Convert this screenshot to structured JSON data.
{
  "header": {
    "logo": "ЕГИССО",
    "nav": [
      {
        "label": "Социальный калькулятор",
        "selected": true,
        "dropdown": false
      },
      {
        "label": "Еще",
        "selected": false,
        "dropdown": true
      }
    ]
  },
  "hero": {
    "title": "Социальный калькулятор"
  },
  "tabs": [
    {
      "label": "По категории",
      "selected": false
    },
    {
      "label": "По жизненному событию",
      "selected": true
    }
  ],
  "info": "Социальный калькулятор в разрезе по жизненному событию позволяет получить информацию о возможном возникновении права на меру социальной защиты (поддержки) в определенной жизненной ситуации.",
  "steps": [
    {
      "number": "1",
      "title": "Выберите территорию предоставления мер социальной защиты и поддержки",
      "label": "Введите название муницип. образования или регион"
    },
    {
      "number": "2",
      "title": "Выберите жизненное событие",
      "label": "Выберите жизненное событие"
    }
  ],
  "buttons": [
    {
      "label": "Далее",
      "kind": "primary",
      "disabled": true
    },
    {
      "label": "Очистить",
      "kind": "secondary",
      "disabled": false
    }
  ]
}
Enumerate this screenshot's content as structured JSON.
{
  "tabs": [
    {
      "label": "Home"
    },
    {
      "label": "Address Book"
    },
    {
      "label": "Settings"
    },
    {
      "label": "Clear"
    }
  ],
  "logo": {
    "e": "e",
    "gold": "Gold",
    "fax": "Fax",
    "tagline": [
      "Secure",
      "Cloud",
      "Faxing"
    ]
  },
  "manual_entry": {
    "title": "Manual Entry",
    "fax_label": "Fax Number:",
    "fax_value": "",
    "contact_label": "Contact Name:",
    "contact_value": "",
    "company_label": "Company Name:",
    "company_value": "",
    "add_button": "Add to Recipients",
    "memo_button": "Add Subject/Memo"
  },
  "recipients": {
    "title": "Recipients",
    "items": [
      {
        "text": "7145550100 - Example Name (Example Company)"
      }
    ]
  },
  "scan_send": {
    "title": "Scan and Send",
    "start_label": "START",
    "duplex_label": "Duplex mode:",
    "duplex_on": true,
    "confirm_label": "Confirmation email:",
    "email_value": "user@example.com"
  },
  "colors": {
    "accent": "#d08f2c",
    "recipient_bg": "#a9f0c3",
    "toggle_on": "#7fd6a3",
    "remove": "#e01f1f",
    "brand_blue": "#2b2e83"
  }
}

---

▸ Requirements: Count up the lines in the listing that hold the word "this", and give that number only.

▸ Output: 2